====== Fuente ======

En los años 60 comenzaron las guerras africanas de liberación. Guinea estaba divida en tres: Guinea belga, Guinea portuguesa y Guinea Bissau. Fue entonces cuando surgió un partido para la independencia guineana. Su líder y fundador, podríamos denominarlo el ‘Che Guevara de Guinea’, se llamaba Amílcar Cabral y era considerado un héroe: se dedicaba a la enseñanza y al mismo tiempo estaba con las armas, terminó por ser asesinado. En un momento dado, juntó a Guinea con Cabo Verde porque estaban más o menos en frente, en el Océano Atlántico, y fundó el PAIGCV: Partido para la independencia de Guinea y Cabo Verde. En realidad, Cabo Verde nunca llegó a participar en la guerra: era una tierra tranquila y pobre, no llueve nunca; así que sus tierras son secas y áridas, es un país muy difícil. Esto produjo un fuerte movimiento de emigración: a Lisboa, a Francia… El PAIGCV, como casi todos los partidos comunistas, y también los fascistas, contó siempre con agrupaciones de jóvenes: ellos son los pioneros, los pequeños rebeldes, los que portan los emblemas; son sus muñecos. En Cabo Verde, incluso, tenían que pagar un tributo al partido… Todavía recuerdo con nitidez aquellas marchas de soldados cantando la canción de los jóvenes comunistas, Juventude em marcha. La letra decía algo así como: “Juventud en marcha / Para un futuro radiante, / Para un sol…” Ya no lo recuerdo, pero transmite la idea de una juventud efervescente.

======

Di si cada afirmación concuerda con la fuente y responde sí o no, citando literalmente las palabras que lo deciden: (a) Amílcar Cabral murió asesinado. (b) Cabo Verde tomó parte en la guerra. (c) En Cabo Verde llueve con frecuencia.

====== Material proporcionado ======

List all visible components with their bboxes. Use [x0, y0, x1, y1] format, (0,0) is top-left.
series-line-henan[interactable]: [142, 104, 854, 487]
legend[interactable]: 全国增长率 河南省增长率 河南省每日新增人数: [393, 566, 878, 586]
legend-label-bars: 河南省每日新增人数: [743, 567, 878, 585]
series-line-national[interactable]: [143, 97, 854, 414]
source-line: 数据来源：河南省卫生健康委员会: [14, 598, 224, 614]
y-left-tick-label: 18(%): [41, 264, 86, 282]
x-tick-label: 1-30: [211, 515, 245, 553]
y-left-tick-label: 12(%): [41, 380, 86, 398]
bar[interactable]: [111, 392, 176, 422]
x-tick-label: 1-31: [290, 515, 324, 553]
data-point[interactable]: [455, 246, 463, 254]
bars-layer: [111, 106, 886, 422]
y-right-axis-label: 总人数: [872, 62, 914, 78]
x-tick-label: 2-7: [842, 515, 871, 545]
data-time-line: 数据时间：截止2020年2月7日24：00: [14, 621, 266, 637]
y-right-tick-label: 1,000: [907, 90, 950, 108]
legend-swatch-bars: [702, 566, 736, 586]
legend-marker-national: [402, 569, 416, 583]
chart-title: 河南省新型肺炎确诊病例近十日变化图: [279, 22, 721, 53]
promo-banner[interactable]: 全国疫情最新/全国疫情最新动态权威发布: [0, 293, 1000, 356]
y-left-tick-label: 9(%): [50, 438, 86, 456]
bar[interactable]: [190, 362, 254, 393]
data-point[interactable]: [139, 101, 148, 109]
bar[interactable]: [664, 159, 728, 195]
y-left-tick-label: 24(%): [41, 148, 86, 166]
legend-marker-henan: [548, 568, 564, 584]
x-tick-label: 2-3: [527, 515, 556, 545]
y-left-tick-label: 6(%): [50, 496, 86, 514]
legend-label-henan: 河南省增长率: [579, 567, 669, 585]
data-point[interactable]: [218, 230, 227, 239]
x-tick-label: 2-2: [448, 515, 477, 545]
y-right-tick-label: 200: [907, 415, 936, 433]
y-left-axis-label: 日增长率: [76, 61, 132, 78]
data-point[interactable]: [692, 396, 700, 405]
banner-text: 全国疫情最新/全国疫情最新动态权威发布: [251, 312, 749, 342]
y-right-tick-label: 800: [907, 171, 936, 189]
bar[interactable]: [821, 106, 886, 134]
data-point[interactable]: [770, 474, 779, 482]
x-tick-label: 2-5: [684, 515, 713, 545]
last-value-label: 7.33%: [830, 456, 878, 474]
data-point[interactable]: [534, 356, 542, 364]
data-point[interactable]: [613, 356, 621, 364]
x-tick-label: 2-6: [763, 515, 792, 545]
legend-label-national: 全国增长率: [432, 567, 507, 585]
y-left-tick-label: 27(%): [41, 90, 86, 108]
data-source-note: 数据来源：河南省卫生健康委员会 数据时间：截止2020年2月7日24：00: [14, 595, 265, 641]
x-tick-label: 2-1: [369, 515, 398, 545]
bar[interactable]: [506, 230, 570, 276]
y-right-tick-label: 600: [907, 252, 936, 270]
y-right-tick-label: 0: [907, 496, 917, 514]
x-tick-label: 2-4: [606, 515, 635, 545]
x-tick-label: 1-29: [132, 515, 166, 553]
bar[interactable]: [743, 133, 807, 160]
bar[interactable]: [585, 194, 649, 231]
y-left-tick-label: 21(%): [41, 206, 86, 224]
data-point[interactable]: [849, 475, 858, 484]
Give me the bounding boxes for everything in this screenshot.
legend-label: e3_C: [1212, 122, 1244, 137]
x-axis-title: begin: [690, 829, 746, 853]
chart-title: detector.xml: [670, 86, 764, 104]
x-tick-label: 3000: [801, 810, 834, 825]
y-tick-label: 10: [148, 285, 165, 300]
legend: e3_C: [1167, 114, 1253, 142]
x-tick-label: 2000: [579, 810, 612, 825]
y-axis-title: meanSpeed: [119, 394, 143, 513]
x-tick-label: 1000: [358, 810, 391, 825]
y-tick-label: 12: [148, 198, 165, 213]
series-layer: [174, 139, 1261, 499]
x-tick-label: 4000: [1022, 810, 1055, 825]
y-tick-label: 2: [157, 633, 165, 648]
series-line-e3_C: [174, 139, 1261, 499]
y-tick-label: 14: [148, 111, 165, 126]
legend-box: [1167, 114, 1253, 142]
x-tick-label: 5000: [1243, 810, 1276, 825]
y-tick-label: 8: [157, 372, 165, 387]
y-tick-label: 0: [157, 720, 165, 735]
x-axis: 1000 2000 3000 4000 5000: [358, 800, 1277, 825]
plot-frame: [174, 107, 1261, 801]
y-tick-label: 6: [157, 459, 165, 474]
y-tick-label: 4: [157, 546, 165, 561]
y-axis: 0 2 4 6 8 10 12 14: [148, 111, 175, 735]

======

» Respuesta correcta:
(a) Sí: "terminó por ser asesinado".
(b) No: "Cabo Verde nunca llegó a participar en la guerra".
(c) No: "no llueve nunca".